Count up the lines in the following listing that hold the word "indywidualną", then give only that count.

== RECORDS FOR THE EXERCISE ==

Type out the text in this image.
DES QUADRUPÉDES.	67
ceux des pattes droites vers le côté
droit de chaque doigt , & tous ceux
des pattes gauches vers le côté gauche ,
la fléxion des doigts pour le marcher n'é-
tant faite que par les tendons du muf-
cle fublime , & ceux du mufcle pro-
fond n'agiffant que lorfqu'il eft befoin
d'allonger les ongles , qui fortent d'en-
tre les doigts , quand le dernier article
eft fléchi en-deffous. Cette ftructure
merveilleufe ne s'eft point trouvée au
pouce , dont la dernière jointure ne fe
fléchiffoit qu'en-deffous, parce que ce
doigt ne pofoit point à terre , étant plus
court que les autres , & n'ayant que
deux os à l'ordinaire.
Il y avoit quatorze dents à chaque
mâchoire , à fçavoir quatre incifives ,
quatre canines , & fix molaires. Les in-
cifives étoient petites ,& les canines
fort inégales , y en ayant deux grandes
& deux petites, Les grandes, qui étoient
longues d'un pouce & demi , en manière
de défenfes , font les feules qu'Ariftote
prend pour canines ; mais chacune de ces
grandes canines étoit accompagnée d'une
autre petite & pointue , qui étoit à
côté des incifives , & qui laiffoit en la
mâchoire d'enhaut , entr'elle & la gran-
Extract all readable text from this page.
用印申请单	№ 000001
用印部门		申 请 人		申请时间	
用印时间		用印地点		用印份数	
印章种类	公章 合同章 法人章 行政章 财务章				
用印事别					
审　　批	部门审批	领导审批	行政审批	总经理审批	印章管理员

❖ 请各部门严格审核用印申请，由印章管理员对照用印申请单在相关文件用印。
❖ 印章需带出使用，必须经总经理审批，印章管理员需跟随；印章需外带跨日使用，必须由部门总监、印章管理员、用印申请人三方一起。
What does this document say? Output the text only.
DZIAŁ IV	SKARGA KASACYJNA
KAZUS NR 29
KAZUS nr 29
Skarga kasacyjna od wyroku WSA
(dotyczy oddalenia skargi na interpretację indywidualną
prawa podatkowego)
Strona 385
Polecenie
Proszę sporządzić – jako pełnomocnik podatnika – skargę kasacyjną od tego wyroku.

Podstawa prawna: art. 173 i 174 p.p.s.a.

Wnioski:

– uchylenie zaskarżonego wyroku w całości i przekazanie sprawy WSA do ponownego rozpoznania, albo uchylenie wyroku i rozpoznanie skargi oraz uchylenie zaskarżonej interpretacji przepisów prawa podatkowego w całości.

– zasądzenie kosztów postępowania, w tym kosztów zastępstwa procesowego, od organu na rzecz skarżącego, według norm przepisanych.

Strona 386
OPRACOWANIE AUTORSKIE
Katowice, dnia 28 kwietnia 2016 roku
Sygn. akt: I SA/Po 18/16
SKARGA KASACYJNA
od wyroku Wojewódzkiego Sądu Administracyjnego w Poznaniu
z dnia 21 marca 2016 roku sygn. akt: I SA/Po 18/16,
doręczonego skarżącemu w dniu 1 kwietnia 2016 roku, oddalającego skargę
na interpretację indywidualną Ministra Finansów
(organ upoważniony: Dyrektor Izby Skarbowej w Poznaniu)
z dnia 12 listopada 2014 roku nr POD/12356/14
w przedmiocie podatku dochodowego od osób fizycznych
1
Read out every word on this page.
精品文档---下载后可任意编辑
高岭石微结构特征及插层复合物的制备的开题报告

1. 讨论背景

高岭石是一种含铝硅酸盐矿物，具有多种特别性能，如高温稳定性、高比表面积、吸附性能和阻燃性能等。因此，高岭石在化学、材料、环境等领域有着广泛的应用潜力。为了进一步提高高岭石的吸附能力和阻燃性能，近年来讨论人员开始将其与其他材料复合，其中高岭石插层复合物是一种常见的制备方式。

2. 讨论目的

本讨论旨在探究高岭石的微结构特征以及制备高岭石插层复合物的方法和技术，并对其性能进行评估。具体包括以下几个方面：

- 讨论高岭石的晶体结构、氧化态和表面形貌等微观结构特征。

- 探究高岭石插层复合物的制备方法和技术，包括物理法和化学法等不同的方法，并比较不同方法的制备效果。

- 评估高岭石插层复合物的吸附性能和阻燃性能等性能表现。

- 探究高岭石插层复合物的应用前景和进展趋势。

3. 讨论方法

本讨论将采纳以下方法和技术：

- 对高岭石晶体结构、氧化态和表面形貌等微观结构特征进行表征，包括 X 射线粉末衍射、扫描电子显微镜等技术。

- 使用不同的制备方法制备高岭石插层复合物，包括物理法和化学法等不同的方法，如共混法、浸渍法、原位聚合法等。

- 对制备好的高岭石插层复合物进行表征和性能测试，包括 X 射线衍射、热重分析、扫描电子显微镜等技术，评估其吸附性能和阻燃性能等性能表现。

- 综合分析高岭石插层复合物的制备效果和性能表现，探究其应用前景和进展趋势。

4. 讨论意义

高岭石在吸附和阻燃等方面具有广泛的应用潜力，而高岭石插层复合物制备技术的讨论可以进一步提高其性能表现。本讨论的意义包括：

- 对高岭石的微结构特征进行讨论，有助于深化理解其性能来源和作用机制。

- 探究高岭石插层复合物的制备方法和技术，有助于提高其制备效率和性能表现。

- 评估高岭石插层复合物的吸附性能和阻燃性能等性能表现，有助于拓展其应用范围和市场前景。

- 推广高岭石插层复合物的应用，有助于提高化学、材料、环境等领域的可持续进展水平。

===

**EXERCISE ANSWER:** 2